Information supplied:
====

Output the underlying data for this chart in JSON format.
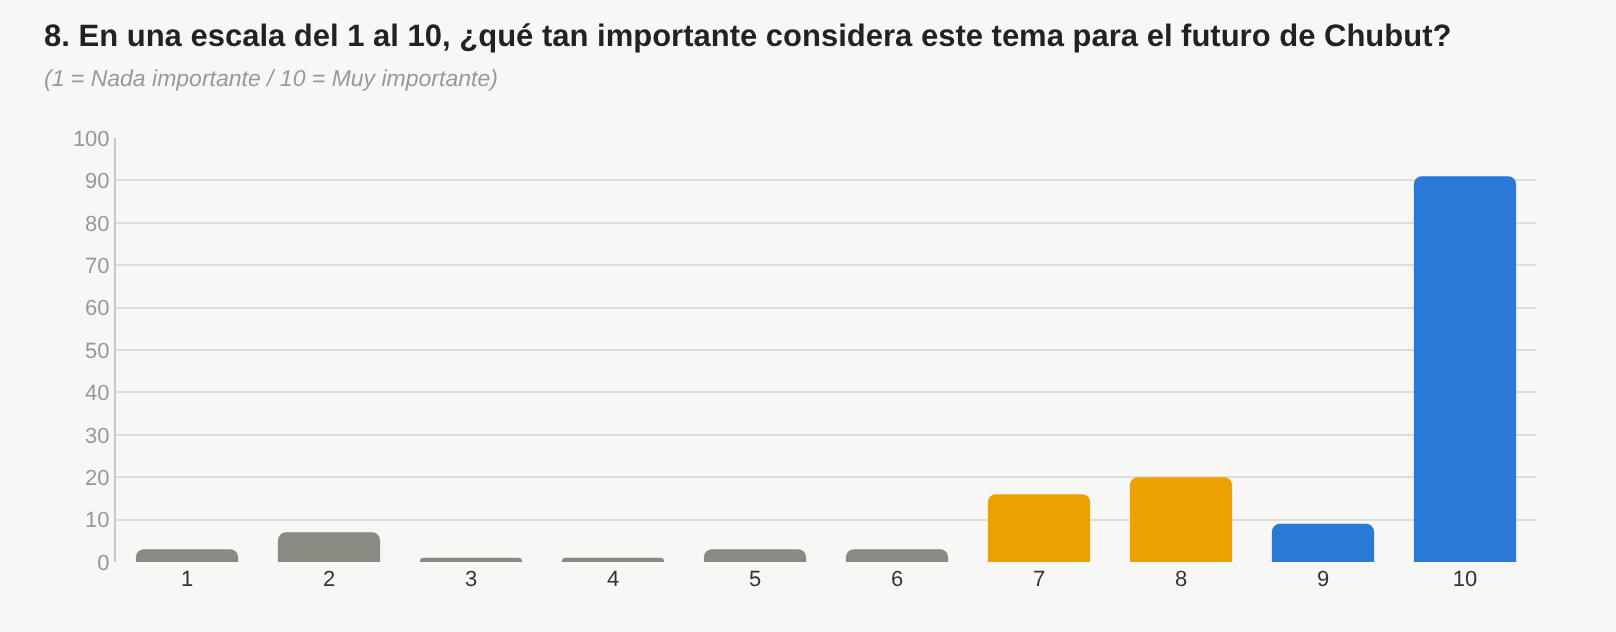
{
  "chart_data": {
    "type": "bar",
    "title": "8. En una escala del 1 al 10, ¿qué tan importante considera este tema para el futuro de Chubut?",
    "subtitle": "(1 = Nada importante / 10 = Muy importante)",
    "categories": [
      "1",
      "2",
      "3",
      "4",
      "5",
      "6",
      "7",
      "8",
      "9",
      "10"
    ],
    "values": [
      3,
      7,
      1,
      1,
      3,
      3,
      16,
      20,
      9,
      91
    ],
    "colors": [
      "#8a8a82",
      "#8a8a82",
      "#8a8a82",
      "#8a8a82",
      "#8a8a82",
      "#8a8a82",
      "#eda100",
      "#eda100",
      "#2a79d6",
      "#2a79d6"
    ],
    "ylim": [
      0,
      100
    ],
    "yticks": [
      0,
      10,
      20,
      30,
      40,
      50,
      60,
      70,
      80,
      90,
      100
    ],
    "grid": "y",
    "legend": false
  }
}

====

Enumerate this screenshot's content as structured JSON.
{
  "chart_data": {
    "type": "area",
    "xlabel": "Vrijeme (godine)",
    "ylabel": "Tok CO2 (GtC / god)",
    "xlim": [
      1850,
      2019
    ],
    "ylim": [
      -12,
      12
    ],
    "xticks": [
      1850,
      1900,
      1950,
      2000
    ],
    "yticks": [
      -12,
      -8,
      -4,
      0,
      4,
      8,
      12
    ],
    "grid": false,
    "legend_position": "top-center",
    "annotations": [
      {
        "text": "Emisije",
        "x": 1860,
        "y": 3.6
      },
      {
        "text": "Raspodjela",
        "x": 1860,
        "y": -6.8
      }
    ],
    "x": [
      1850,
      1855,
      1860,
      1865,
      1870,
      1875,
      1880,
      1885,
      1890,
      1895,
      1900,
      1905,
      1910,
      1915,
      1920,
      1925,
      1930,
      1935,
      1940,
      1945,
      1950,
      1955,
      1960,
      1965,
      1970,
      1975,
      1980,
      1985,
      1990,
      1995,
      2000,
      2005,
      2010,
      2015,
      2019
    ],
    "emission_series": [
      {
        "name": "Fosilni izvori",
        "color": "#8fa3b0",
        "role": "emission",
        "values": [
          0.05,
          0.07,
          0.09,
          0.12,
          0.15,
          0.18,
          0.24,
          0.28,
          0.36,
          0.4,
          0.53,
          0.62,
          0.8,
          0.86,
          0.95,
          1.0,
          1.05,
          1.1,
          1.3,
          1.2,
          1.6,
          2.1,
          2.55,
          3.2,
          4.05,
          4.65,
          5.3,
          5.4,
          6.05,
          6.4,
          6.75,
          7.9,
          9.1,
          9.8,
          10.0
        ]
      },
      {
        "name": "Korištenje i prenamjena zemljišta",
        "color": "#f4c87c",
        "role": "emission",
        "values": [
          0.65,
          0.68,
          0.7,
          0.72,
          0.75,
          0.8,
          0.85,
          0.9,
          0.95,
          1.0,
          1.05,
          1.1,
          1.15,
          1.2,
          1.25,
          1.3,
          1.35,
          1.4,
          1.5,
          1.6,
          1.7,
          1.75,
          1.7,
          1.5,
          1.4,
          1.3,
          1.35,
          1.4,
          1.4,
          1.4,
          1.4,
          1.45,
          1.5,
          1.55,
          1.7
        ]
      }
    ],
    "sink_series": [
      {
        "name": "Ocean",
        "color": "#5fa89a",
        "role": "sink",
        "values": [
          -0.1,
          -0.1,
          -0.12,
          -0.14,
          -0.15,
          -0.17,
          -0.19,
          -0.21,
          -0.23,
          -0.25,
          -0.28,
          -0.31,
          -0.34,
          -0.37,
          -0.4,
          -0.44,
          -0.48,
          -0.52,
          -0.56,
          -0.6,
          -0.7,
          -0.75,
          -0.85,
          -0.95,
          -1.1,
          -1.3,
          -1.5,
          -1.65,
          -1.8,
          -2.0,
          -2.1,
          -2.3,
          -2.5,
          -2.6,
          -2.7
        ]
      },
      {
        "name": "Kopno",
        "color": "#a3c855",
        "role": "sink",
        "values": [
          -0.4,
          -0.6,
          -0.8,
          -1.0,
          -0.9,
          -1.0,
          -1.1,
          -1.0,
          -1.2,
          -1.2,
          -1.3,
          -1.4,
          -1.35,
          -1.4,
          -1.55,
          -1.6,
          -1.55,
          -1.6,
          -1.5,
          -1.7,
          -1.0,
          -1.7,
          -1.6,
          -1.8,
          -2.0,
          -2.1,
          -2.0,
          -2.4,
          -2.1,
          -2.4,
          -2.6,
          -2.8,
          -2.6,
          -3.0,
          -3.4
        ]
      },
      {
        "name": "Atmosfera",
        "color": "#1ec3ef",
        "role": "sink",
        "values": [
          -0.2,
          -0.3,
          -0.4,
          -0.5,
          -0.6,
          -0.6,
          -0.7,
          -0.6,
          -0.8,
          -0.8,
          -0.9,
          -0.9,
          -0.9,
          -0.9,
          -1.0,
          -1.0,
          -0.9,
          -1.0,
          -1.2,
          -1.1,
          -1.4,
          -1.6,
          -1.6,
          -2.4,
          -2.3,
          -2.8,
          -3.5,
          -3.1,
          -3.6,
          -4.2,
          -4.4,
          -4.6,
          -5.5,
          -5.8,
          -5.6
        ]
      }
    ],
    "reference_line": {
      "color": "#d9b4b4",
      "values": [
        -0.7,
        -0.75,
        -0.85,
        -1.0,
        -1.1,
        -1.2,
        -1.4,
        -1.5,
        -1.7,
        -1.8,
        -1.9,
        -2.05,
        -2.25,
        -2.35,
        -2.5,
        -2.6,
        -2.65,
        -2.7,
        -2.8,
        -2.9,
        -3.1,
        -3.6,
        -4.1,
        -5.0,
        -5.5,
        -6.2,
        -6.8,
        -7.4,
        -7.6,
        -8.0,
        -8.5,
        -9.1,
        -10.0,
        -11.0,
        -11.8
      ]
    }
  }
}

====

Stated goal:
Copy each line of the listing in which the word "name" can be found.

Answer to the task:
        "name": "Fosilni izvori",
        "name": "Korištenje i prenamjena zemljišta",
        "name": "Ocean",
        "name": "Kopno",
        "name": "Atmosfera",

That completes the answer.